» **Directive**:
Determine the count of lines holding the string "według". Return only the number.

» **Data lines**:
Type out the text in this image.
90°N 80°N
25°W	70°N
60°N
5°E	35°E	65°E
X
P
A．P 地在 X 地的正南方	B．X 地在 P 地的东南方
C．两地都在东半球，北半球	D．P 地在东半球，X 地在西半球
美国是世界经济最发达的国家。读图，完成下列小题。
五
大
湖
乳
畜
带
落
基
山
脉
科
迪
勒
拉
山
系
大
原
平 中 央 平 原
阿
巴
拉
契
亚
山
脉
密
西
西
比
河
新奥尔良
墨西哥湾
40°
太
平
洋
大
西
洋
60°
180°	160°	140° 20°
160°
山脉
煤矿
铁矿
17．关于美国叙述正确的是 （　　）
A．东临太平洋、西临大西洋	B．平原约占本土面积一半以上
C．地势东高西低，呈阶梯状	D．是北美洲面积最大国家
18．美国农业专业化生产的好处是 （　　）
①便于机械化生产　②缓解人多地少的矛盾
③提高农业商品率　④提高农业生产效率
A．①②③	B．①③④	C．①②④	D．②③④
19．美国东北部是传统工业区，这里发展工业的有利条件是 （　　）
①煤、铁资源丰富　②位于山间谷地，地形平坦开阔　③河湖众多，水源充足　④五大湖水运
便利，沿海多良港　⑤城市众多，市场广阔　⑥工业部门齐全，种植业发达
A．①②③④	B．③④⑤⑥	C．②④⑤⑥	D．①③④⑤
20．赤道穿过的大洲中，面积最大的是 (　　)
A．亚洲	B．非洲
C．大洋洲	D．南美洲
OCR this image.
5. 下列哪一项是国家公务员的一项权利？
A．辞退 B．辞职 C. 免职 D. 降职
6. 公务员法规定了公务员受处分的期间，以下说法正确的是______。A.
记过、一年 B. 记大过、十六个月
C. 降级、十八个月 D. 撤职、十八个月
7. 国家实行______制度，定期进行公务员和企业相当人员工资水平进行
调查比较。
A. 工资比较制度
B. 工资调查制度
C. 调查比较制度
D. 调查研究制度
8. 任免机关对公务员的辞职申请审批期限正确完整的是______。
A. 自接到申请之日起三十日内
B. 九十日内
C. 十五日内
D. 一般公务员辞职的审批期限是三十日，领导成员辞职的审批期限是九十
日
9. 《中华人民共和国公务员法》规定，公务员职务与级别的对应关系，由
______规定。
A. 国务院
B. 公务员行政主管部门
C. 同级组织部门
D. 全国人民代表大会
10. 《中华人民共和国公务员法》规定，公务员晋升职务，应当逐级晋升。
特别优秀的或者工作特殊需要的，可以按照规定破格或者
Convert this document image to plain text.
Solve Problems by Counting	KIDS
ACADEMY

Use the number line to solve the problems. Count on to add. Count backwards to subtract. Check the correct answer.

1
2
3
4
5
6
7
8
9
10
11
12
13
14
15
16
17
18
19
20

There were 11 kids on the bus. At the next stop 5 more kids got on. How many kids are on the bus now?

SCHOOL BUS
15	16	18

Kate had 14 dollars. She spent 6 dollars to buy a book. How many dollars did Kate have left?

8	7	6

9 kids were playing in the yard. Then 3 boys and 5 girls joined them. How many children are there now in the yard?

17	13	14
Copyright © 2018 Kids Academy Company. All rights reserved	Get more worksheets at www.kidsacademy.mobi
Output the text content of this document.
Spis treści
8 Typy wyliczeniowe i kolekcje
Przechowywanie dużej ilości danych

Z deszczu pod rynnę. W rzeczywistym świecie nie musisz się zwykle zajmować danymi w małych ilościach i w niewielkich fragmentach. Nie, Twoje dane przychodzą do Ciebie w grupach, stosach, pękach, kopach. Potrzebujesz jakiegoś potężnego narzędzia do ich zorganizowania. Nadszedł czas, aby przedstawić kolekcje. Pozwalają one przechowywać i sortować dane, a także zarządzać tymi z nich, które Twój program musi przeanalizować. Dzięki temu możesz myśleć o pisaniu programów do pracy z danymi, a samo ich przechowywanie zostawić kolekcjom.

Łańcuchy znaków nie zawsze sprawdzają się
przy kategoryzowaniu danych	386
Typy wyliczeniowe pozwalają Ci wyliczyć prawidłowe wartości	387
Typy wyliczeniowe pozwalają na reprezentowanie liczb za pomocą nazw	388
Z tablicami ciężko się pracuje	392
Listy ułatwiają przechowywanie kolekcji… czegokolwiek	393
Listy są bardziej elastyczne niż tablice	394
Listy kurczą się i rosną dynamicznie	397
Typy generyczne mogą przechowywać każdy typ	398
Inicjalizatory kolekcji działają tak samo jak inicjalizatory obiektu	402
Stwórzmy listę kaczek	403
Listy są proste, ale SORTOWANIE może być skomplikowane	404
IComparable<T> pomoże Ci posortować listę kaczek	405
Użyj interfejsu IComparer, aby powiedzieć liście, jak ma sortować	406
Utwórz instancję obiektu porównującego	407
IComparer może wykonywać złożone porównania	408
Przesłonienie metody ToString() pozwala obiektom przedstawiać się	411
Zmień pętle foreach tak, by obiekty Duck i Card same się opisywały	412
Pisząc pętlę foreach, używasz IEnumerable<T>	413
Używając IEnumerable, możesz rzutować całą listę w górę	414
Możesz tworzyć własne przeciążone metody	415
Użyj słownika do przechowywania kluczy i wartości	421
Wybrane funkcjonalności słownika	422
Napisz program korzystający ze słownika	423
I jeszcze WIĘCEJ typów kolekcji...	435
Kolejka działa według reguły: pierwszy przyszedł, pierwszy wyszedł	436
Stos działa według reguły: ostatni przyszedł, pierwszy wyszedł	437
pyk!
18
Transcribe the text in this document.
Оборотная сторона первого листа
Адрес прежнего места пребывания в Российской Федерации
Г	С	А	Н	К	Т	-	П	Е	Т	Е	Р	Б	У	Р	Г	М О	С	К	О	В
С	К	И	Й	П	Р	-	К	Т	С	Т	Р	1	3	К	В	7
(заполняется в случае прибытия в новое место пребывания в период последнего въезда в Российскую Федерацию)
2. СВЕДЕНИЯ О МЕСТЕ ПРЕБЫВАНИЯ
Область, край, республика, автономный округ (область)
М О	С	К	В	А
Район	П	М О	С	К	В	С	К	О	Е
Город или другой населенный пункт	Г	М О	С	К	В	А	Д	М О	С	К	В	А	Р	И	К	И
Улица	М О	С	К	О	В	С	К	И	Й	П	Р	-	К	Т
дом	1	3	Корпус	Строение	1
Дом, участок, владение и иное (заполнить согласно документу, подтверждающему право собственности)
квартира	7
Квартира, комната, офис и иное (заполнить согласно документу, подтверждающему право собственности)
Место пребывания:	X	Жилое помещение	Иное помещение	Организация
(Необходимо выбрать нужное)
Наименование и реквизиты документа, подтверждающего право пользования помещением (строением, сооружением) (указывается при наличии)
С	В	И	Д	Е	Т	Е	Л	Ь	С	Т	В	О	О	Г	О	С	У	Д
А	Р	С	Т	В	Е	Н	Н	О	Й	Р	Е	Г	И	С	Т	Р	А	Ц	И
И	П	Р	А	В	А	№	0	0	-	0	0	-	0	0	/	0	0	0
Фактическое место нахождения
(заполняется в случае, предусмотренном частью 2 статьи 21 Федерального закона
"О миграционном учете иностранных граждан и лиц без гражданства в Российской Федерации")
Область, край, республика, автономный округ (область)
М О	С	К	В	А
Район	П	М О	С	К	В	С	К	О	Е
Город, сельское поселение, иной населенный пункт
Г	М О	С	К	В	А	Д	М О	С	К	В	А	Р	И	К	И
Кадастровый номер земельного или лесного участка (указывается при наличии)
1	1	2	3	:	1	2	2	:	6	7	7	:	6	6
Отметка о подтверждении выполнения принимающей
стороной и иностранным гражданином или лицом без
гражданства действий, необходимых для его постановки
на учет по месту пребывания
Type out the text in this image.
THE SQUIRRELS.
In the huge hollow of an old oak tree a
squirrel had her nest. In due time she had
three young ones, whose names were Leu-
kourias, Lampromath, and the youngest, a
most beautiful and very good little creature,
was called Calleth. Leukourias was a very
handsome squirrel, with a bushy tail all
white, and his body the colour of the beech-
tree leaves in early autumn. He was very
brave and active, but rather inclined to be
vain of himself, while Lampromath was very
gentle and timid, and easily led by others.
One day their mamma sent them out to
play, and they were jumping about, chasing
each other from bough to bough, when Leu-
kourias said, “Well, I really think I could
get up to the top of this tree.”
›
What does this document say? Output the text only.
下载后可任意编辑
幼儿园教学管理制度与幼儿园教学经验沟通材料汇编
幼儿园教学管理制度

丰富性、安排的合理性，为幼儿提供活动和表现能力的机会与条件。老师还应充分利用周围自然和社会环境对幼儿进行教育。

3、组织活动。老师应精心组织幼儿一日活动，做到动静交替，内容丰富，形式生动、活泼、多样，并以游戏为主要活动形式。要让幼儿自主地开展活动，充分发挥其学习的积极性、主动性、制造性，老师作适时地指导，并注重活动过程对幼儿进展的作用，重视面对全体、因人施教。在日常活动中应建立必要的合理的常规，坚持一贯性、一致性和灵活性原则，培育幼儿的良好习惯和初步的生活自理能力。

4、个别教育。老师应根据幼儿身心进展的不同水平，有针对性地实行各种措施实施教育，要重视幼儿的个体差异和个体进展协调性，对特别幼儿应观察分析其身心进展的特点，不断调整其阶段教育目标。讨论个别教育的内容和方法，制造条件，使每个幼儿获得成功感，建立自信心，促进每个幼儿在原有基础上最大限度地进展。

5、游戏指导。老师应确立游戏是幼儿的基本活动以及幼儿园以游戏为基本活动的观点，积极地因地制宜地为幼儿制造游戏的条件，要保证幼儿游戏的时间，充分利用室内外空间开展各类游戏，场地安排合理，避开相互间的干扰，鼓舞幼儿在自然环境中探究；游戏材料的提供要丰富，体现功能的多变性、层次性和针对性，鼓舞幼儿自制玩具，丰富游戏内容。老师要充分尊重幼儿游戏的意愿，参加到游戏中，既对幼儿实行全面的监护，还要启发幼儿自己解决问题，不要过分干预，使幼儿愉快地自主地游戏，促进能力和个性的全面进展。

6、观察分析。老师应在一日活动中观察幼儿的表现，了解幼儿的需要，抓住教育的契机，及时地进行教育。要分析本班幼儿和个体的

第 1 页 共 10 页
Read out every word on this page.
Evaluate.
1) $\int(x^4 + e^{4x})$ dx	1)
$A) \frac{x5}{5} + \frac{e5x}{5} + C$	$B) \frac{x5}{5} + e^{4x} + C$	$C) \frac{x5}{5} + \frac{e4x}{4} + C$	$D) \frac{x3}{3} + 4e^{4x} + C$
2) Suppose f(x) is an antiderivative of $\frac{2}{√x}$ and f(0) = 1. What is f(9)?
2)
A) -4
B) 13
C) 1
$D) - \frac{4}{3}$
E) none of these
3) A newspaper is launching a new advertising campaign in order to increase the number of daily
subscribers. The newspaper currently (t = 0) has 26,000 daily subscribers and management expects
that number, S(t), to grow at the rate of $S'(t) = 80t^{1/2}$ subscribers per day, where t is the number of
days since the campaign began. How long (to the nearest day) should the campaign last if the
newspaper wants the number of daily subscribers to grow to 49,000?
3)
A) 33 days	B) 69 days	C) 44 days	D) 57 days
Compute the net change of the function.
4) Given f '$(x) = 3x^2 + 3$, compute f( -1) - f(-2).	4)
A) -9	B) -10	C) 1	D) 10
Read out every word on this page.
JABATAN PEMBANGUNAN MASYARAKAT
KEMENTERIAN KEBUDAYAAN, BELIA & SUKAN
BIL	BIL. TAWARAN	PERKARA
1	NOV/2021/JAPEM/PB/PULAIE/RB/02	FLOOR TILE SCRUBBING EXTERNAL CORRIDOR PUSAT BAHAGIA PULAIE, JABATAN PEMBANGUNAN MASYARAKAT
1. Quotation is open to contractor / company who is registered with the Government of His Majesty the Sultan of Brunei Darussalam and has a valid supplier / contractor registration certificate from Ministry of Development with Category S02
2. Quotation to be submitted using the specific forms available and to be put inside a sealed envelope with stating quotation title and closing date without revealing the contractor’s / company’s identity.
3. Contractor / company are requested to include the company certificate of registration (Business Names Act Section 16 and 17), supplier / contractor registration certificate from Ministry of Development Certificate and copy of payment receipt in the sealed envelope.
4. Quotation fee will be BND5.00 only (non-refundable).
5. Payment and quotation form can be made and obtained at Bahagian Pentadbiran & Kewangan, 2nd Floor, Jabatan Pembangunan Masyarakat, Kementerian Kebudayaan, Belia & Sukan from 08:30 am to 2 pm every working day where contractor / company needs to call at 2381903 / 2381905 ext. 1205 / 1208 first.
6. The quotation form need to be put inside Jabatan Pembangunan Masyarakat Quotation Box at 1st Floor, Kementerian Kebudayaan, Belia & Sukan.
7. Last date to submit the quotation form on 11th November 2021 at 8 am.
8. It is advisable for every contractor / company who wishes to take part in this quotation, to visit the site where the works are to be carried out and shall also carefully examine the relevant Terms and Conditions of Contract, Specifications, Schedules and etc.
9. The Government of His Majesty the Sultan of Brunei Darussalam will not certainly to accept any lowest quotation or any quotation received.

» **Answer to the task**:
2